-- Stated goal A --
In the House of Commons statements below, why does the speaker say progress has stalled on getting women into senior board appointments? Answer in one to three sentences.
-- Stated goal B --
According to the House of Commons statements below, how long would it take to reach gender parity in the House if the status quo continues?
-- Stated goal C --
Pick up the House of Commons statements below from their last sentence and continue the speech.

-- Passage shown --
<<<<
House of Commons photo

Crucial Fact

  • Her favourite word was indigenous.

Last in Parliament January 2019, as NDP MP for Nanaimo—Ladysmith (B.C.)

Won her last election, in 2015, with 33% of the vote.

Statements in the House

Petitions November 29th, 2016

Mr. Speaker, I rise today to present petitions opposed to the expansion of the Kinder Morgan pipeline.

The petitioners note that the pipeline would change oil tanker traffic from once a week to once a day, sending unrefined oil through the Salish Sea, sensitive waters in an area where local jobs are highly dependent on a clean environment and no oil spills.

The petitioners cite also that Kinder Morgan excavating the new pipeline will create only 50 permanent full-time jobs and it may, in fact, build the pipeline using temporary foreign workers.

I recommend the petition to members of the House and urge the government, for the sake of coastal ecology and economy, to deny the Kinder Morgan pipeline expansion.

Canada Business Corporations Act November 25th, 2016

Mr. Speaker, we have a lot of examples around the world of using the “comply and explain” model, which has not really moved us to parity the way we need to be. There is always an explanation, I guess. There is a lot of work on the record here on the evidence of why that has not worked. The fact that we are even having this debate suggests that it has not worked.

The bill that I have proposed, again, was debated many times in the House. I am completely carrying on the work of my former NDP colleagues. It provides a program that would gradually move, within a six-year period, toward gender-balanced appointments. It sets absolutely hard targets for each of those years so if the appointments to federal commissions are not gender balanced along the percentages proposed in the bill each of those years, then that is a failure of leadership and a failure of responsibility.

Therefore, the bureaucrats and recruiters who are identifying candidates for board appointments, if they are not proposing to their minister and senior supervisors candidates who fall in line with the bill, then they are not taking their responsibility. This is a legislative response that would move us as fast as we need to go to get to the final answer.

Canada Business Corporations Act November 25th, 2016

Mr. Speaker, the conversations we are having on getting women into the seats of Parliament are quite equivalent to the conversations we are having on getting women onto corporate and federal commission boards. Once they get there, they do really good work.

On the parliamentary side, once women get onto the ballot, voters tend to choose them maybe a bit more often than they do men. However, we have some systemic barriers in place that prevent women from getting the nomination for their political parties in the same way there are systemic barriers that reduce the likelihood of them being nominated for these senior board appointments. This is why we have stalled on progress.

The House of Commons has only 26% women. We now rank 62nd in the world on gender parity, which is embarrassing. As well, the rate of progress has stalled. The extrapolation is that it will take us 89 years to get gender parity in the House if we just go along with the status quo.

In the previous government, crown appointments were 36% female under the Conservative government. Again, that comes nowhere close to the 51% of the population. We have to recognize that there are networks that reinforce themselves. If we are part of the old boys' club, then we will get the nod.

It is accidental. I do not think it is an intentional oversight. However, we have the power and should show the leadership to make that change. We will make better decisions if our decision-making bodies better reflect our country.

Canada Business Corporations Act November 25th, 2016

Mr. Speaker, I will start by indicating that I will be splitting my time with my colleague, the member for Regina—Lewvan.

We just went through an American election that disparaged women's leadership. I would like to see Canada and all Canadian parliamentarians send a strong message about the important role of women in leadership.
>>>>
-- Given information --
<<<<
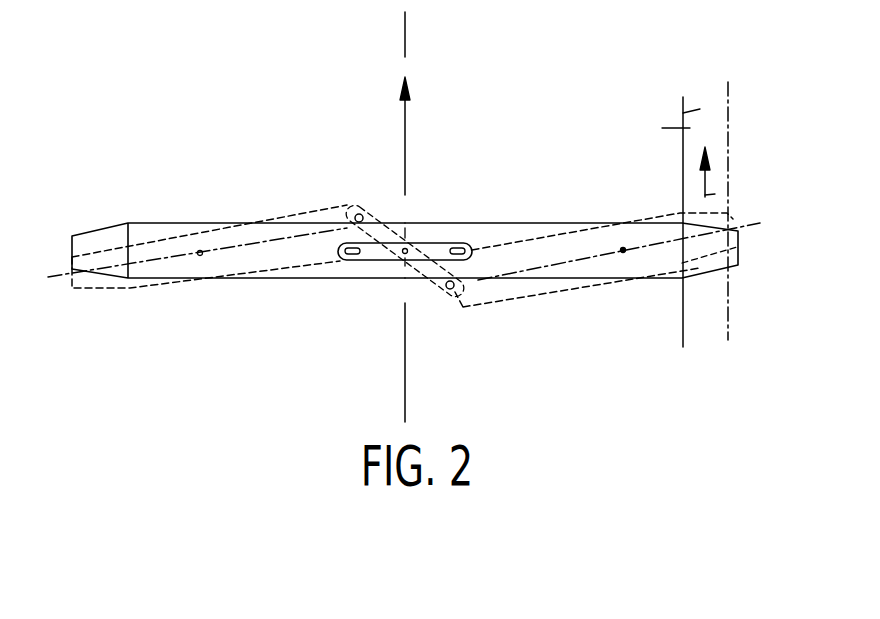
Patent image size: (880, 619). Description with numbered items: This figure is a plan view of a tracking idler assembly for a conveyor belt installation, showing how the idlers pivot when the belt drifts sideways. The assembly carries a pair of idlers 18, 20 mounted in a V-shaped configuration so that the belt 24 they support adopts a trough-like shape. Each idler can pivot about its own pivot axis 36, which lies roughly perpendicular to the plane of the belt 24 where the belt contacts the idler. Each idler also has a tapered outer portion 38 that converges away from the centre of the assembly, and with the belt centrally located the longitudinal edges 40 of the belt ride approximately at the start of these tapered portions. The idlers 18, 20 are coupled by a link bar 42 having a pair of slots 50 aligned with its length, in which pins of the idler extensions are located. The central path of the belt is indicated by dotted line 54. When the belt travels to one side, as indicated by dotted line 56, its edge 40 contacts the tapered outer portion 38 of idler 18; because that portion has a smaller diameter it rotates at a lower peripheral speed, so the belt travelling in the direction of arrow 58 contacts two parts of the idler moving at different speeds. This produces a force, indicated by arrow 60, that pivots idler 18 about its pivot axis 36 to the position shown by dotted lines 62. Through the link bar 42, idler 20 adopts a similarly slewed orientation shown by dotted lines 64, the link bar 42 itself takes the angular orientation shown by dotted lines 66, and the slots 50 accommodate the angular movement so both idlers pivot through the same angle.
>>>>
-- Expected output A --
Systemic barriers lower the chances that women will be nominated for senior board appointments. The speaker compares this to the barriers that keep women from winning their parties' nominations for Parliament.

-- Expected output B --
89 years.

-- Expected output C --
Last week I was really proud when the New Democratic caucus arranged an all-women's question period lineup the first day after the U.S. election. We wanted to promote women in politics and make sure that we were showing that women who are elected take their voice and are given a voice and fight back against the sexist notions we heard throughout the U.S. election.

Women are still under-represented within our country's decision-making bodies in every area. We have a lot of work to do in that regard.

Talking today about board of director appointments, only 27% of members of boards of directors of crown corporations, agencies, and commissions across our country are women. Those are appointments the federal government has an exclusive responsibility to make, and it is not providing appointments to those boards of directors that actually reflect the diversity and gender makeup of our country.

New Democrats are proposing concrete action to ensure the equality of men and women in many areas, but in this case on crown corporation and federal commission boards. My private member's bill, Bill C-220, is an act to amend the Financial Administration Act with respect to balanced representation. It aims for gender parity in crown corporation and federal commission appointments within six years of its adoption.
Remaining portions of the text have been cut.